_Data records:_
-- begin --
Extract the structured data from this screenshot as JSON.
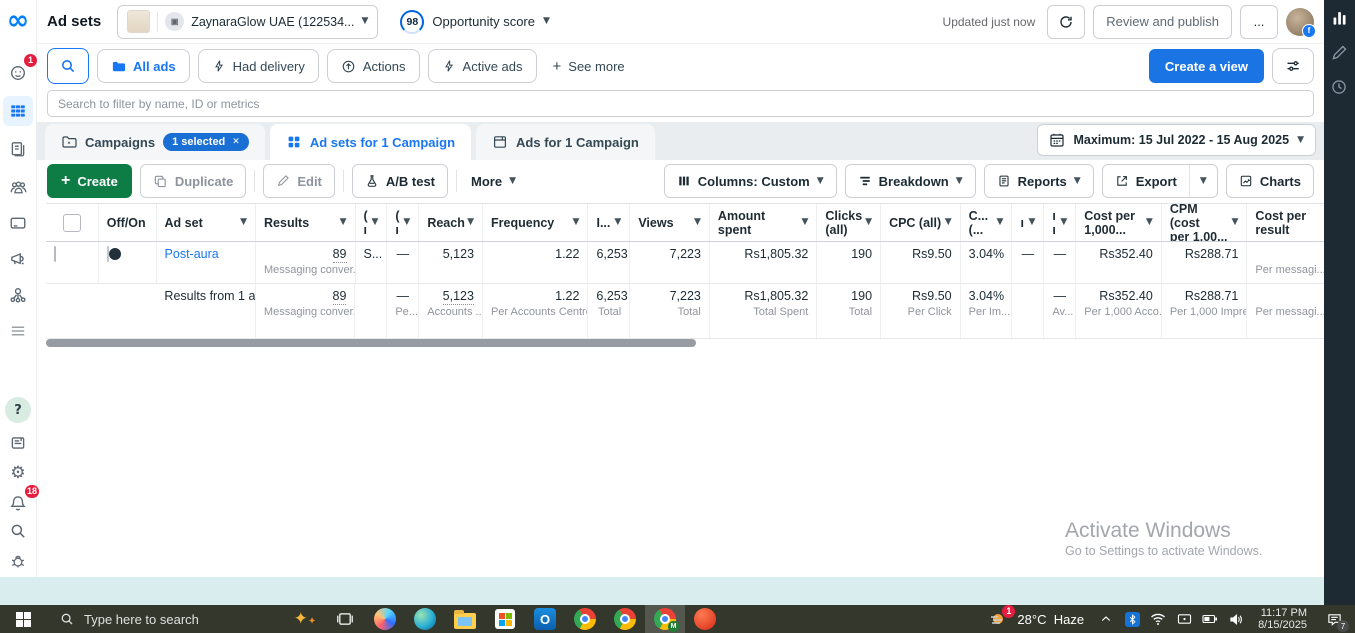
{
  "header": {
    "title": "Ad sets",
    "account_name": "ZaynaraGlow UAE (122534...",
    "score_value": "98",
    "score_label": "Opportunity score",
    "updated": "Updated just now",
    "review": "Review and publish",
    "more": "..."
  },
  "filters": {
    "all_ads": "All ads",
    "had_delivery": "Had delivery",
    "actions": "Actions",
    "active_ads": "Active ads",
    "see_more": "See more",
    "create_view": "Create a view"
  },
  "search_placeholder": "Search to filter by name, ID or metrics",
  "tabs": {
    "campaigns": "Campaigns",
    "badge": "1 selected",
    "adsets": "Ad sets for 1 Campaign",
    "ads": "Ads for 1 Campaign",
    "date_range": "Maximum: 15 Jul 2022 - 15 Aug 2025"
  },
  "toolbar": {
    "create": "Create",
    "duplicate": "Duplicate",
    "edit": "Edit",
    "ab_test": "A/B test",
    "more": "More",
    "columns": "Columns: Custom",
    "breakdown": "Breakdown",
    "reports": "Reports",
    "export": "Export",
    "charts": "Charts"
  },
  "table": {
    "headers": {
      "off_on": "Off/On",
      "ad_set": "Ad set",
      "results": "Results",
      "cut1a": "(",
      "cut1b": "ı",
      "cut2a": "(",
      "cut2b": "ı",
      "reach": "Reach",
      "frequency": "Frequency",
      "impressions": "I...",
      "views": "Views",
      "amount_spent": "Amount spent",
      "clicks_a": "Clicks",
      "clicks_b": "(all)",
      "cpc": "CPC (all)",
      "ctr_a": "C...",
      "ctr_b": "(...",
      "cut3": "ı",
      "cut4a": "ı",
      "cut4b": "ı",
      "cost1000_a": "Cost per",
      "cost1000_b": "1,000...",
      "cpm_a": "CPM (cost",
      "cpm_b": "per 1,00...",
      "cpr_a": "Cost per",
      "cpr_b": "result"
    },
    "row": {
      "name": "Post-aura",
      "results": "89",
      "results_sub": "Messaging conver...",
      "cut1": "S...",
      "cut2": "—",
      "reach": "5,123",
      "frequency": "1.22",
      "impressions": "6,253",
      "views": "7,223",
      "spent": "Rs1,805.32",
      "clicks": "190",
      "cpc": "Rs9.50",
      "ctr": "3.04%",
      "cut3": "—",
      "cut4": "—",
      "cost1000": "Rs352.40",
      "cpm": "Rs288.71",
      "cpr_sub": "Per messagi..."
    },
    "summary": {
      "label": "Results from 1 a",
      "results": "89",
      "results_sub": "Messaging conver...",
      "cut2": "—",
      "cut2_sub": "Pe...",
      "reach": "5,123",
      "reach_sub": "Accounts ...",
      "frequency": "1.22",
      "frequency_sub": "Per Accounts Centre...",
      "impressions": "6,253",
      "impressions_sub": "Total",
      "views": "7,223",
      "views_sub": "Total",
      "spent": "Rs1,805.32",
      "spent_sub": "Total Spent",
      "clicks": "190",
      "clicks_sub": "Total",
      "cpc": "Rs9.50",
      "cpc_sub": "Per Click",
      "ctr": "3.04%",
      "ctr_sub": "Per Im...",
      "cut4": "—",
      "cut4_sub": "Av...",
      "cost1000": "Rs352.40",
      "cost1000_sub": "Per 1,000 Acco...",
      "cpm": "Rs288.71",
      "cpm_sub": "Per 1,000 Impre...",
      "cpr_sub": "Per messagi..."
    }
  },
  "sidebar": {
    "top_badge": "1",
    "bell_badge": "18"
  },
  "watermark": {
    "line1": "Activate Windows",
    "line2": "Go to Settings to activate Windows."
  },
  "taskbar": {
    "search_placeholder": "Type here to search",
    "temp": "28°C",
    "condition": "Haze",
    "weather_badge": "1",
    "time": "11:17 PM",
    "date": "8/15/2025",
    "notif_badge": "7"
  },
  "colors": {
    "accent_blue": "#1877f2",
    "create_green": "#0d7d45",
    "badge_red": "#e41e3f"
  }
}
-- end --
_GIVEN INSTRUCTION:_ Copy each line of the listing that contains the string "Windows".

_RESULT BELOW:_
    "line1": "Activate Windows",
    "line2": "Go to Settings to activate Windows."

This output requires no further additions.